(Records contained in a dataset)
____________________
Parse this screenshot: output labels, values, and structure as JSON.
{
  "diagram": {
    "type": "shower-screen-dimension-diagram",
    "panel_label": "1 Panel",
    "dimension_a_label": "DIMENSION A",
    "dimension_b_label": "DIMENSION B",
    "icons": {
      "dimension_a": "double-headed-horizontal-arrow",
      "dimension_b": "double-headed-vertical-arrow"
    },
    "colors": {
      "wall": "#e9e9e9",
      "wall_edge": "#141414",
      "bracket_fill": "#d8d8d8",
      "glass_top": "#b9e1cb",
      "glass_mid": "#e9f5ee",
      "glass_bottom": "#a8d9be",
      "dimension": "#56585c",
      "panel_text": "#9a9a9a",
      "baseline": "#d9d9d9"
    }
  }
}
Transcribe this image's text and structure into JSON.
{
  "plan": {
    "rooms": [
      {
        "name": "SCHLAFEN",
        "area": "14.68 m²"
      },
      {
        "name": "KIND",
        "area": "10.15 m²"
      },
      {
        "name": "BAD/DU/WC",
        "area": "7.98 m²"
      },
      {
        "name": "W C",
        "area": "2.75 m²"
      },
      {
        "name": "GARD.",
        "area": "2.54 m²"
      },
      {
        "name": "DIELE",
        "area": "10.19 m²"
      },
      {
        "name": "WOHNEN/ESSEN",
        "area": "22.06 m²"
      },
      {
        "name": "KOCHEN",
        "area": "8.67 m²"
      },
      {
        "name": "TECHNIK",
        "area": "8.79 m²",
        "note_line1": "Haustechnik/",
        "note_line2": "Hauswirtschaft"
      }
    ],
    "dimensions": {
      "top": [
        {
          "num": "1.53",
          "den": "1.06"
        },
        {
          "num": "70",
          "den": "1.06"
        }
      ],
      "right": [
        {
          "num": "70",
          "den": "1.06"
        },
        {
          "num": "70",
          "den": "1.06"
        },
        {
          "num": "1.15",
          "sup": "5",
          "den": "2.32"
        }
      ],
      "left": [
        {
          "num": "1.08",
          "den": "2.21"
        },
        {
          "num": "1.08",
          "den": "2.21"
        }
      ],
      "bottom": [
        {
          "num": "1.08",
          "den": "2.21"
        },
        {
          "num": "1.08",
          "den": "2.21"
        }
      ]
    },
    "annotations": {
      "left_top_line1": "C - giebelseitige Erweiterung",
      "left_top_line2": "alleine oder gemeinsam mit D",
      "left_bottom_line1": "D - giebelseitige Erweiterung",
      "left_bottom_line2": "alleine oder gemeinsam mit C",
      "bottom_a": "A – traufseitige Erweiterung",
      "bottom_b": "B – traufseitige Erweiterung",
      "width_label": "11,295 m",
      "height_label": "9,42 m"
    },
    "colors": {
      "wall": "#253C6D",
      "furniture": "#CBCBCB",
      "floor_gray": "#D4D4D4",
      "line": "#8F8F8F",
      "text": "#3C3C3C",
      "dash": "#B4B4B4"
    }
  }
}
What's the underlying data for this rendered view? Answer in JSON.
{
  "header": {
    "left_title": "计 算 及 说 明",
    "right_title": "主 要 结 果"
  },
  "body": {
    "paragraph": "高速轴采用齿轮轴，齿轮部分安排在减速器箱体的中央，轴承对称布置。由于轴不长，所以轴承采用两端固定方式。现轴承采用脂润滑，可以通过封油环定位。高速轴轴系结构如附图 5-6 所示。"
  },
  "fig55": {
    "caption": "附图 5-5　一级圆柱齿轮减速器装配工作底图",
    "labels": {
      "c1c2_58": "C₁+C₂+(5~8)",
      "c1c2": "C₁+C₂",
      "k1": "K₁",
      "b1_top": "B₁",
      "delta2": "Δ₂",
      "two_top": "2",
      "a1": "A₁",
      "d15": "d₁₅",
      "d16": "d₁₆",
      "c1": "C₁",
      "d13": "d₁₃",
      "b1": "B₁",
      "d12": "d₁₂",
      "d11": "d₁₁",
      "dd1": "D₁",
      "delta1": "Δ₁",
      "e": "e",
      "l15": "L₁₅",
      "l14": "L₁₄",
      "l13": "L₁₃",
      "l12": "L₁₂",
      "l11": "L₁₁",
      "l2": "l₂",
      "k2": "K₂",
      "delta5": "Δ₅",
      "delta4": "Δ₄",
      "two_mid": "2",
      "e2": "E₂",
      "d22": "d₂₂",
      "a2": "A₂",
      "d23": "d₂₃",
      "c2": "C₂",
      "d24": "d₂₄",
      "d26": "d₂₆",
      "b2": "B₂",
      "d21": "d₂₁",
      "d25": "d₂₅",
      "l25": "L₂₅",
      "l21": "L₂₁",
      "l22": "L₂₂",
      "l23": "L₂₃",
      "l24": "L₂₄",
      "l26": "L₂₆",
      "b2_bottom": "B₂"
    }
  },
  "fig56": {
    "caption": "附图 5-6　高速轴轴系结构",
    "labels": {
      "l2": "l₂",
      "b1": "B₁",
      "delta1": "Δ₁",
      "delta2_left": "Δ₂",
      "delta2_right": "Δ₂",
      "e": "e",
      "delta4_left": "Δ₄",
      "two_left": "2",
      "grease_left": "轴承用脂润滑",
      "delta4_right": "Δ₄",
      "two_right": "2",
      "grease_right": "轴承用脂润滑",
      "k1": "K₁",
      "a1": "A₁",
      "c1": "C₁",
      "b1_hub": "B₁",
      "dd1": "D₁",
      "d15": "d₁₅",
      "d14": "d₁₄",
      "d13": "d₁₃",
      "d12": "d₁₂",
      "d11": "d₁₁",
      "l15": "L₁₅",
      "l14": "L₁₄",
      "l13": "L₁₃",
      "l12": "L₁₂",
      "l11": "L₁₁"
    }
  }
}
____________________
Make an exact copy of the material above.

» **OUTPUT FOR THIS TASK**:
Parse this screenshot: output labels, values, and structure as JSON.
{
  "diagram": {
    "type": "shower-screen-dimension-diagram",
    "panel_label": "1 Panel",
    "dimension_a_label": "DIMENSION A",
    "dimension_b_label": "DIMENSION B",
    "icons": {
      "dimension_a": "double-headed-horizontal-arrow",
      "dimension_b": "double-headed-vertical-arrow"
    },
    "colors": {
      "wall": "#e9e9e9",
      "wall_edge": "#141414",
      "bracket_fill": "#d8d8d8",
      "glass_top": "#b9e1cb",
      "glass_mid": "#e9f5ee",
      "glass_bottom": "#a8d9be",
      "dimension": "#56585c",
      "panel_text": "#9a9a9a",
      "baseline": "#d9d9d9"
    }
  }
}
Transcribe this image's text and structure into JSON.
{
  "plan": {
    "rooms": [
      {
        "name": "SCHLAFEN",
        "area": "14.68 m²"
      },
      {
        "name": "KIND",
        "area": "10.15 m²"
      },
      {
        "name": "BAD/DU/WC",
        "area": "7.98 m²"
      },
      {
        "name": "W C",
        "area": "2.75 m²"
      },
      {
        "name": "GARD.",
        "area": "2.54 m²"
      },
      {
        "name": "DIELE",
        "area": "10.19 m²"
      },
      {
        "name": "WOHNEN/ESSEN",
        "area": "22.06 m²"
      },
      {
        "name": "KOCHEN",
        "area": "8.67 m²"
      },
      {
        "name": "TECHNIK",
        "area": "8.79 m²",
        "note_line1": "Haustechnik/",
        "note_line2": "Hauswirtschaft"
      }
    ],
    "dimensions": {
      "top": [
        {
          "num": "1.53",
          "den": "1.06"
        },
        {
          "num": "70",
          "den": "1.06"
        }
      ],
      "right": [
        {
          "num": "70",
          "den": "1.06"
        },
        {
          "num": "70",
          "den": "1.06"
        },
        {
          "num": "1.15",
          "sup": "5",
          "den": "2.32"
        }
      ],
      "left": [
        {
          "num": "1.08",
          "den": "2.21"
        },
        {
          "num": "1.08",
          "den": "2.21"
        }
      ],
      "bottom": [
        {
          "num": "1.08",
          "den": "2.21"
        },
        {
          "num": "1.08",
          "den": "2.21"
        }
      ]
    },
    "annotations": {
      "left_top_line1": "C - giebelseitige Erweiterung",
      "left_top_line2": "alleine oder gemeinsam mit D",
      "left_bottom_line1": "D - giebelseitige Erweiterung",
      "left_bottom_line2": "alleine oder gemeinsam mit C",
      "bottom_a": "A – traufseitige Erweiterung",
      "bottom_b": "B – traufseitige Erweiterung",
      "width_label": "11,295 m",
      "height_label": "9,42 m"
    },
    "colors": {
      "wall": "#253C6D",
      "furniture": "#CBCBCB",
      "floor_gray": "#D4D4D4",
      "line": "#8F8F8F",
      "text": "#3C3C3C",
      "dash": "#B4B4B4"
    }
  }
}
What's the underlying data for this rendered view? Answer in JSON.
{
  "header": {
    "left_title": "计 算 及 说 明",
    "right_title": "主 要 结 果"
  },
  "body": {
    "paragraph": "高速轴采用齿轮轴，齿轮部分安排在减速器箱体的中央，轴承对称布置。由于轴不长，所以轴承采用两端固定方式。现轴承采用脂润滑，可以通过封油环定位。高速轴轴系结构如附图 5-6 所示。"
  },
  "fig55": {
    "caption": "附图 5-5　一级圆柱齿轮减速器装配工作底图",
    "labels": {
      "c1c2_58": "C₁+C₂+(5~8)",
      "c1c2": "C₁+C₂",
      "k1": "K₁",
      "b1_top": "B₁",
      "delta2": "Δ₂",
      "two_top": "2",
      "a1": "A₁",
      "d15": "d₁₅",
      "d16": "d₁₆",
      "c1": "C₁",
      "d13": "d₁₃",
      "b1": "B₁",
      "d12": "d₁₂",
      "d11": "d₁₁",
      "dd1": "D₁",
      "delta1": "Δ₁",
      "e": "e",
      "l15": "L₁₅",
      "l14": "L₁₄",
      "l13": "L₁₃",
      "l12": "L₁₂",
      "l11": "L₁₁",
      "l2": "l₂",
      "k2": "K₂",
      "delta5": "Δ₅",
      "delta4": "Δ₄",
      "two_mid": "2",
      "e2": "E₂",
      "d22": "d₂₂",
      "a2": "A₂",
      "d23": "d₂₃",
      "c2": "C₂",
      "d24": "d₂₄",
      "d26": "d₂₆",
      "b2": "B₂",
      "d21": "d₂₁",
      "d25": "d₂₅",
      "l25": "L₂₅",
      "l21": "L₂₁",
      "l22": "L₂₂",
      "l23": "L₂₃",
      "l24": "L₂₄",
      "l26": "L₂₆",
      "b2_bottom": "B₂"
    }
  },
  "fig56": {
    "caption": "附图 5-6　高速轴轴系结构",
    "labels": {
      "l2": "l₂",
      "b1": "B₁",
      "delta1": "Δ₁",
      "delta2_left": "Δ₂",
      "delta2_right": "Δ₂",
      "e": "e",
      "delta4_left": "Δ₄",
      "two_left": "2",
      "grease_left": "轴承用脂润滑",
      "delta4_right": "Δ₄",
      "two_right": "2",
      "grease_right": "轴承用脂润滑",
      "k1": "K₁",
      "a1": "A₁",
      "c1": "C₁",
      "b1_hub": "B₁",
      "dd1": "D₁",
      "d15": "d₁₅",
      "d14": "d₁₄",
      "d13": "d₁₃",
      "d12": "d₁₂",
      "d11": "d₁₁",
      "l15": "L₁₅",
      "l14": "L₁₄",
      "l13": "L₁₃",
      "l12": "L₁₂",
      "l11": "L₁₁"
    }
  }
}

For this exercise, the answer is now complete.